** Start **

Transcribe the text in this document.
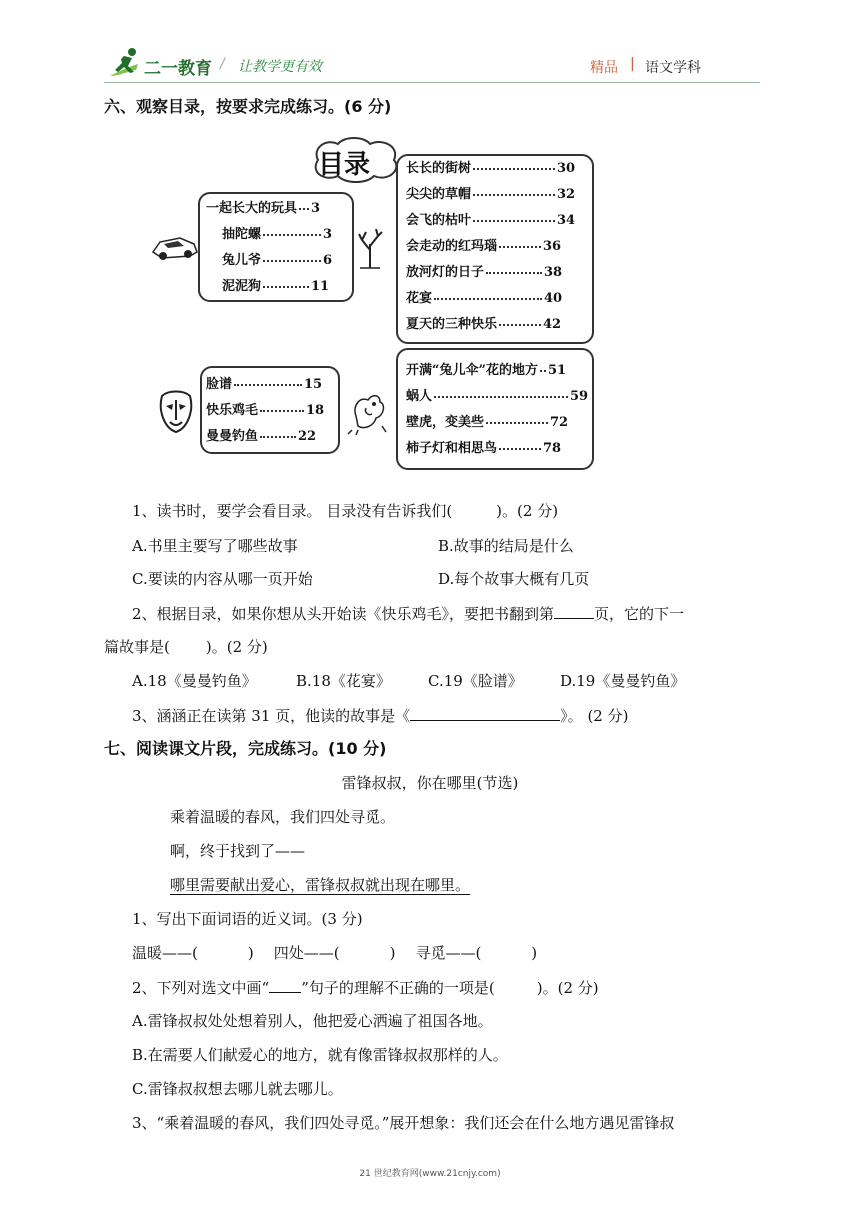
二一教育 / 让教学更有效	精品 | 语文学科
六、观察目录，按要求完成练习。(6 分)
目录
一起长大的玩具 3
抽陀螺	3
兔儿爷	6
泥泥狗	11
长长的街树	30
尖尖的草帽	32
会飞的枯叶	34
会走动的红玛瑙	36
放河灯的日子	38
花宴	40
夏天的三种快乐	42
脸谱	15
快乐鸡毛	18
曼曼钓鱼	22
开满“兔儿伞”花的地方 51
蜗人	59
壁虎，变美些	72
柿子灯和相思鸟	78
1、读书时，要学会看目录。 目录没有告诉我们(	)。(2 分)
A.书里主要写了哪些故事	B.故事的结局是什么
C.要读的内容从哪一页开始	D.每个故事大概有几页
2、根据目录，如果你想从头开始读《快乐鸡毛》，要把书翻到第	页，它的下一
篇故事是( )。(2 分)
A.18《曼曼钓鱼》	B.18《花宴》 C.19《脸谱》 D.19《曼曼钓鱼》
3、涵涵正在读第 31 页，他读的故事是《	》。 (2 分)
七、阅读课文片段，完成练习。(10 分)
雷锋叔叔，你在哪里(节选)
乘着温暖的春风，我们四处寻觅。
啊，终于找到了——
哪里需要献出爱心，雷锋叔叔就出现在哪里。
1、写出下面词语的近义词。(3 分)
温暖——(	) 四处——(	) 寻觅——(	)
2、下列对选文中画“ ”句子的理解不正确的一项是(	)。(2 分)
A.雷锋叔叔处处想着别人，他把爱心洒遍了祖国各地。
B.在需要人们献爱心的地方，就有像雷锋叔叔那样的人。
C.雷锋叔叔想去哪儿就去哪儿。
3、“乘着温暖的春风，我们四处寻觅。”展开想象：我们还会在什么地方遇见雷锋叔
21 世纪教育网(www.21cnjy.com)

** End **

■ YOUR GOAL: Copy out the listing exactly as it stands, but not the pictures.

■ RESPONSE:
Transcribe the text in this document.
二一教育 / 让教学更有效	精品 | 语文学科
六、观察目录，按要求完成练习。(6 分)
目录
一起长大的玩具 3
抽陀螺	3
兔儿爷	6
泥泥狗	11
长长的街树	30
尖尖的草帽	32
会飞的枯叶	34
会走动的红玛瑙	36
放河灯的日子	38
花宴	40
夏天的三种快乐	42
脸谱	15
快乐鸡毛	18
曼曼钓鱼	22
开满“兔儿伞”花的地方 51
蜗人	59
壁虎，变美些	72
柿子灯和相思鸟	78
1、读书时，要学会看目录。 目录没有告诉我们(	)。(2 分)
A.书里主要写了哪些故事	B.故事的结局是什么
C.要读的内容从哪一页开始	D.每个故事大概有几页
2、根据目录，如果你想从头开始读《快乐鸡毛》，要把书翻到第	页，它的下一
篇故事是( )。(2 分)
A.18《曼曼钓鱼》	B.18《花宴》 C.19《脸谱》 D.19《曼曼钓鱼》
3、涵涵正在读第 31 页，他读的故事是《	》。 (2 分)
七、阅读课文片段，完成练习。(10 分)
雷锋叔叔，你在哪里(节选)
乘着温暖的春风，我们四处寻觅。
啊，终于找到了——
哪里需要献出爱心，雷锋叔叔就出现在哪里。
1、写出下面词语的近义词。(3 分)
温暖——(	) 四处——(	) 寻觅——(	)
2、下列对选文中画“ ”句子的理解不正确的一项是(	)。(2 分)
A.雷锋叔叔处处想着别人，他把爱心洒遍了祖国各地。
B.在需要人们献爱心的地方，就有像雷锋叔叔那样的人。
C.雷锋叔叔想去哪儿就去哪儿。
3、“乘着温暖的春风，我们四处寻觅。”展开想象：我们还会在什么地方遇见雷锋叔
21 世纪教育网(www.21cnjy.com)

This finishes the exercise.